** GIVEN PROBLEM **
Present the following entries again, word for word and in full.

(Dataset excerpt)
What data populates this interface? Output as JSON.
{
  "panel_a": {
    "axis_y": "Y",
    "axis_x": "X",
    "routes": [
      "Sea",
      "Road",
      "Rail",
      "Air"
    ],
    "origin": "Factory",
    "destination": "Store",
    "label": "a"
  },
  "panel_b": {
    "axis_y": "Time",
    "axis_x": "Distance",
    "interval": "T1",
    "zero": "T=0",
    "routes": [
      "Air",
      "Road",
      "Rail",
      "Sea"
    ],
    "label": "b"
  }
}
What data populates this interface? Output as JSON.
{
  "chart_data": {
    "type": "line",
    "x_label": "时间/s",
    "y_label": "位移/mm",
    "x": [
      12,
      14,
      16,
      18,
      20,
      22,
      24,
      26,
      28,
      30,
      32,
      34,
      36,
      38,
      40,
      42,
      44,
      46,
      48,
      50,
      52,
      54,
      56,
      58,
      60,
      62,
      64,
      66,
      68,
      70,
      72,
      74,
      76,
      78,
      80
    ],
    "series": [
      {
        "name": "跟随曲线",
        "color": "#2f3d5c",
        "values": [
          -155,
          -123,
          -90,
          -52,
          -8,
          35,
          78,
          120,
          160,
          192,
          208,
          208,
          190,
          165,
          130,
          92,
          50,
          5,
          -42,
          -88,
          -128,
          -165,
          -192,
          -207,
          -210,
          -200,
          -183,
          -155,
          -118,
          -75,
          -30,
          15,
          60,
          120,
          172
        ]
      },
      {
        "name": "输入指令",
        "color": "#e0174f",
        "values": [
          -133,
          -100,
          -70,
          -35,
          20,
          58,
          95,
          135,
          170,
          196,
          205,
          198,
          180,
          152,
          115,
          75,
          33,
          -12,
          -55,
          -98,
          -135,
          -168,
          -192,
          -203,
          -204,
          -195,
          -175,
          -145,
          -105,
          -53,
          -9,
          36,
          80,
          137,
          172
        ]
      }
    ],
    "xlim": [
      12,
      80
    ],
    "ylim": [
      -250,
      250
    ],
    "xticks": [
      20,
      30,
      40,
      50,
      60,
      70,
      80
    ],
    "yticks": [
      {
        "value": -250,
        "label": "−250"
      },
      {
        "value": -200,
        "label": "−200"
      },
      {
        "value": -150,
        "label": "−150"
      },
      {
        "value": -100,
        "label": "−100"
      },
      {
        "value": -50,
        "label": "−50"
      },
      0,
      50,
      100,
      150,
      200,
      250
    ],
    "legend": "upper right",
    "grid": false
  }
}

** FINAL RESULT **
What data populates this interface? Output as JSON.
{
  "panel_a": {
    "axis_y": "Y",
    "axis_x": "X",
    "routes": [
      "Sea",
      "Road",
      "Rail",
      "Air"
    ],
    "origin": "Factory",
    "destination": "Store",
    "label": "a"
  },
  "panel_b": {
    "axis_y": "Time",
    "axis_x": "Distance",
    "interval": "T1",
    "zero": "T=0",
    "routes": [
      "Air",
      "Road",
      "Rail",
      "Sea"
    ],
    "label": "b"
  }
}
What data populates this interface? Output as JSON.
{
  "chart_data": {
    "type": "line",
    "x_label": "时间/s",
    "y_label": "位移/mm",
    "x": [
      12,
      14,
      16,
      18,
      20,
      22,
      24,
      26,
      28,
      30,
      32,
      34,
      36,
      38,
      40,
      42,
      44,
      46,
      48,
      50,
      52,
      54,
      56,
      58,
      60,
      62,
      64,
      66,
      68,
      70,
      72,
      74,
      76,
      78,
      80
    ],
    "series": [
      {
        "name": "跟随曲线",
        "color": "#2f3d5c",
        "values": [
          -155,
          -123,
          -90,
          -52,
          -8,
          35,
          78,
          120,
          160,
          192,
          208,
          208,
          190,
          165,
          130,
          92,
          50,
          5,
          -42,
          -88,
          -128,
          -165,
          -192,
          -207,
          -210,
          -200,
          -183,
          -155,
          -118,
          -75,
          -30,
          15,
          60,
          120,
          172
        ]
      },
      {
        "name": "输入指令",
        "color": "#e0174f",
        "values": [
          -133,
          -100,
          -70,
          -35,
          20,
          58,
          95,
          135,
          170,
          196,
          205,
          198,
          180,
          152,
          115,
          75,
          33,
          -12,
          -55,
          -98,
          -135,
          -168,
          -192,
          -203,
          -204,
          -195,
          -175,
          -145,
          -105,
          -53,
          -9,
          36,
          80,
          137,
          172
        ]
      }
    ],
    "xlim": [
      12,
      80
    ],
    "ylim": [
      -250,
      250
    ],
    "xticks": [
      20,
      30,
      40,
      50,
      60,
      70,
      80
    ],
    "yticks": [
      {
        "value": -250,
        "label": "−250"
      },
      {
        "value": -200,
        "label": "−200"
      },
      {
        "value": -150,
        "label": "−150"
      },
      {
        "value": -100,
        "label": "−100"
      },
      {
        "value": -50,
        "label": "−50"
      },
      0,
      50,
      100,
      150,
      200,
      250
    ],
    "legend": "upper right",
    "grid": false
  }
}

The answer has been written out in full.